Aim: Of all the lines in the data below, how many contain "name"? Report that number alone.

-------- Material for this exercise

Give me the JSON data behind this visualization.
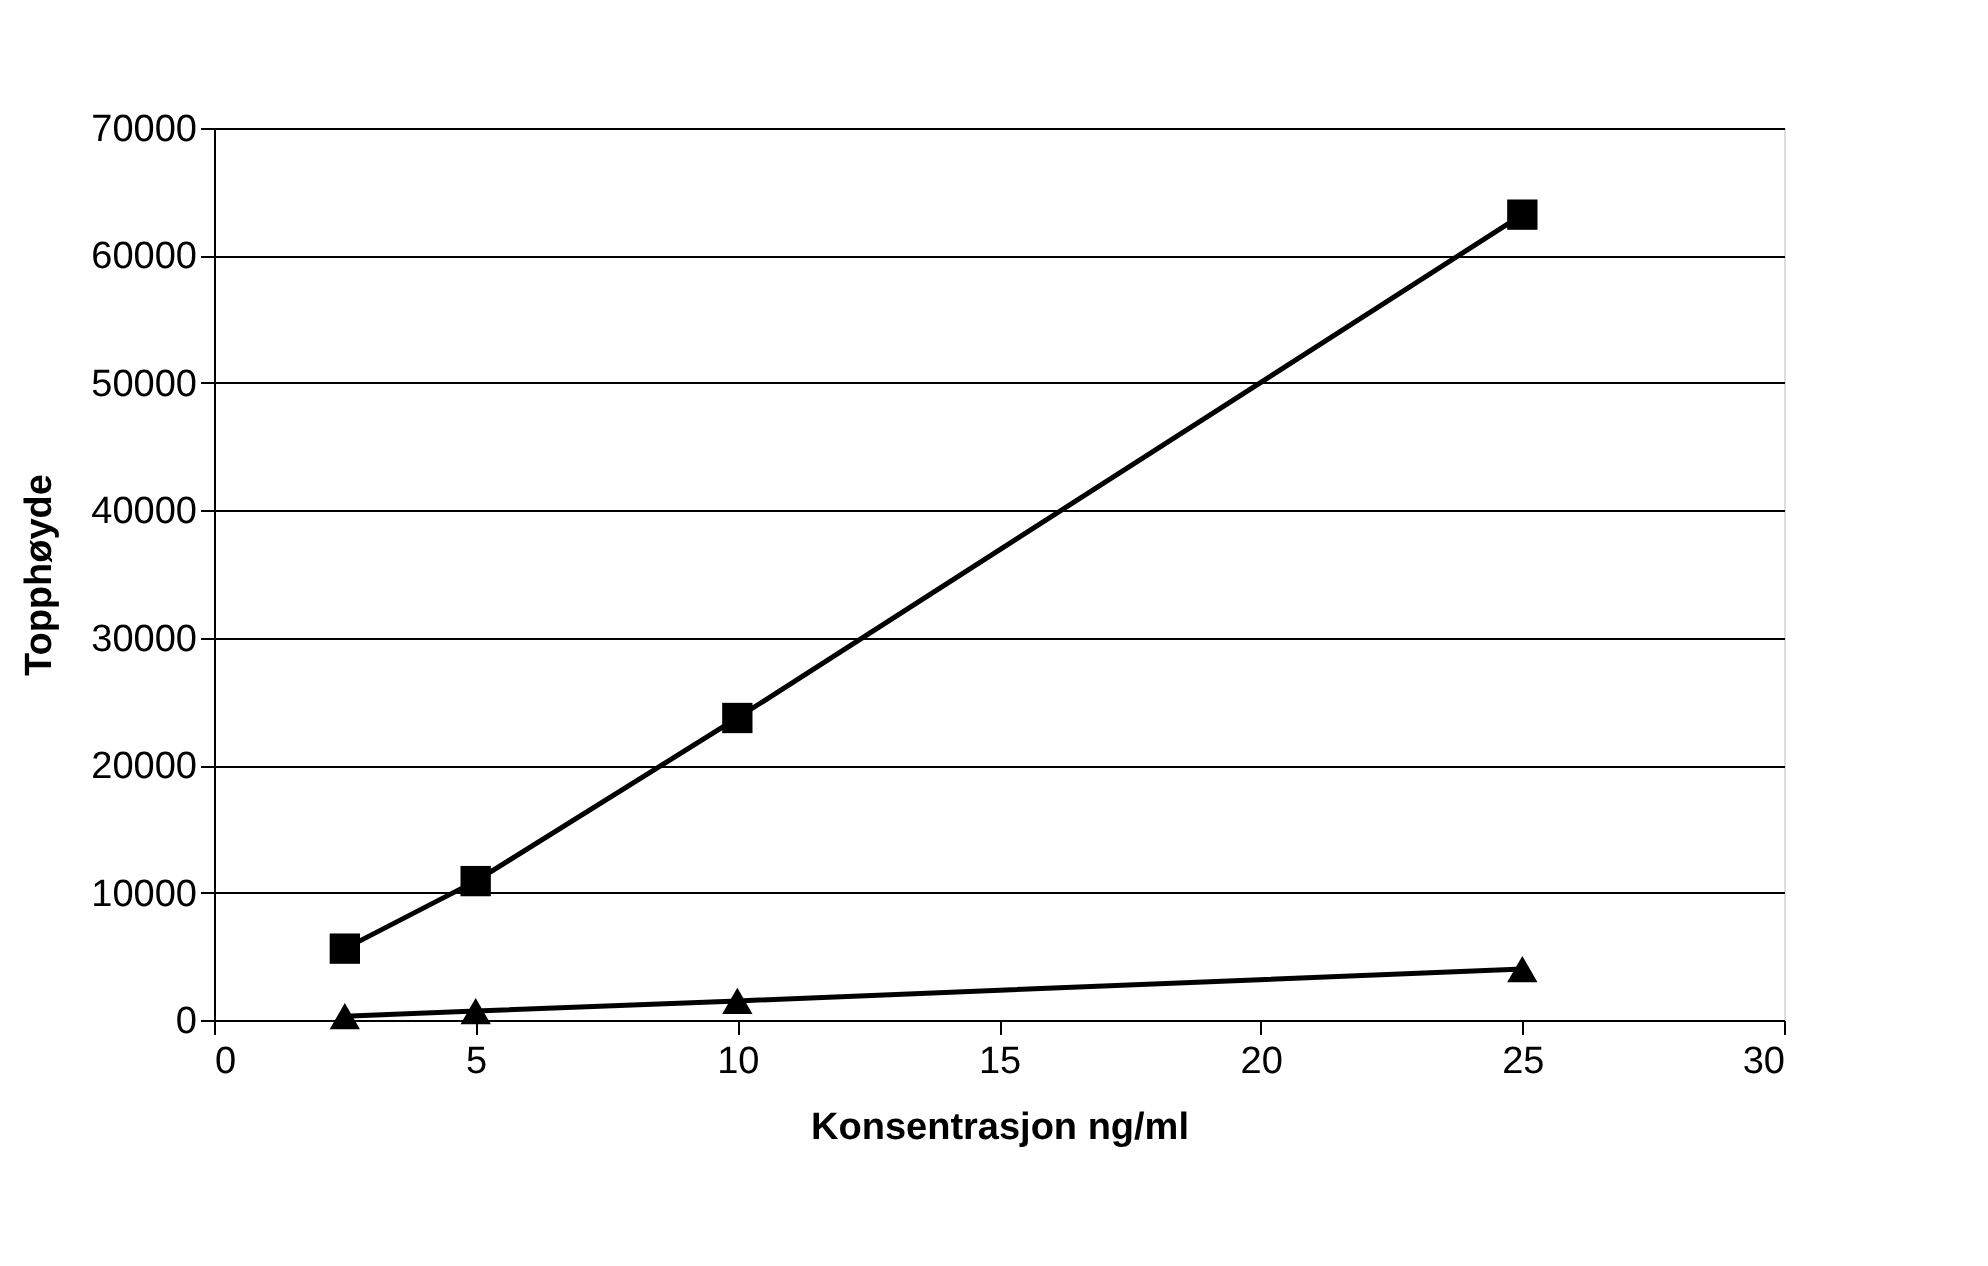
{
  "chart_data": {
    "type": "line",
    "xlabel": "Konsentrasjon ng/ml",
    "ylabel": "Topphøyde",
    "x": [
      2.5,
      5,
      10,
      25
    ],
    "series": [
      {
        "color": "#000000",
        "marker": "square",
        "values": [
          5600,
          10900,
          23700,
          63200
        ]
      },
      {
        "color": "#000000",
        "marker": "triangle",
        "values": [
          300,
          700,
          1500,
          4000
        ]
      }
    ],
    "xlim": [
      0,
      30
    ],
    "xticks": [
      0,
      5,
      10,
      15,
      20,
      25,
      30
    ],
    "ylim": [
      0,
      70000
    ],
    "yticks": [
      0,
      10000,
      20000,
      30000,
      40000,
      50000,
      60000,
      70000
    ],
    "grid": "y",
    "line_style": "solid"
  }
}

----------------
-------- Material for this exercise

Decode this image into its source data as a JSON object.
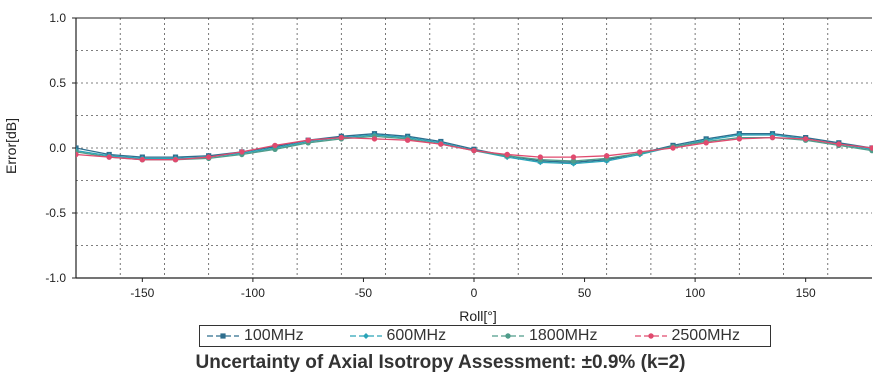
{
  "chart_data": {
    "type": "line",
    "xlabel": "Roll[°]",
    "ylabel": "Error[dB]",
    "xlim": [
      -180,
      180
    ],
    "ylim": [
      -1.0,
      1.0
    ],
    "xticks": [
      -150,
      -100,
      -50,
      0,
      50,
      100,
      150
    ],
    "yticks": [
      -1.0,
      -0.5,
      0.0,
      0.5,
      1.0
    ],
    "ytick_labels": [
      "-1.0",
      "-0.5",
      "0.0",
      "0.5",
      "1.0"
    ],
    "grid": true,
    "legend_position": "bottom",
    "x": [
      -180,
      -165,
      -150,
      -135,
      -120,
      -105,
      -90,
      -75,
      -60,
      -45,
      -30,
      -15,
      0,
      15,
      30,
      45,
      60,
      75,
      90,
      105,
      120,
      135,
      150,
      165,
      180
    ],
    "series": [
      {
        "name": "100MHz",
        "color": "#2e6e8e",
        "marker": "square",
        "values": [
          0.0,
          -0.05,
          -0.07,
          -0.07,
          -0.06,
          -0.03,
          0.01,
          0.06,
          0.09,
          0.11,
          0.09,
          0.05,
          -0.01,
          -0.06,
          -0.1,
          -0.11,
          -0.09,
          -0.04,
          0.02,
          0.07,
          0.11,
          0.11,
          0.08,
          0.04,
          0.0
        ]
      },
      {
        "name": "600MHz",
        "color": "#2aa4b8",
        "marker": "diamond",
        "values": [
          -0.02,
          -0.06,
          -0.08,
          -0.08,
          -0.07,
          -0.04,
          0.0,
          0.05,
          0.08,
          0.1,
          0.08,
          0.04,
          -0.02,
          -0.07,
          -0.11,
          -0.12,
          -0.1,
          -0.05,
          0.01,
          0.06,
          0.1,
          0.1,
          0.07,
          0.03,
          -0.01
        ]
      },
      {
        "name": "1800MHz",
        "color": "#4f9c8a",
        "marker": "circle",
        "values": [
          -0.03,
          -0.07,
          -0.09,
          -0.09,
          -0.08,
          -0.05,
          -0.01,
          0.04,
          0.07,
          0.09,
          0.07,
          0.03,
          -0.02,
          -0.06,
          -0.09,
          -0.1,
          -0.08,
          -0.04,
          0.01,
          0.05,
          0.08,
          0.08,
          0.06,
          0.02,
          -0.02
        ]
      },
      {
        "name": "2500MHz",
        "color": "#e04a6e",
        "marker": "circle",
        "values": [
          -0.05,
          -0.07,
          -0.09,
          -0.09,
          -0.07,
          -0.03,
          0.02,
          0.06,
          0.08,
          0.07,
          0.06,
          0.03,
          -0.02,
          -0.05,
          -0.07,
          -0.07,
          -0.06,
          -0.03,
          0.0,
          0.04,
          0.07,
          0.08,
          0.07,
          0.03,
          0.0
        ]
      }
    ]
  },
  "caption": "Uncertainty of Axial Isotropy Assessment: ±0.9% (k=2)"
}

----------------

Answer to the exercise: 4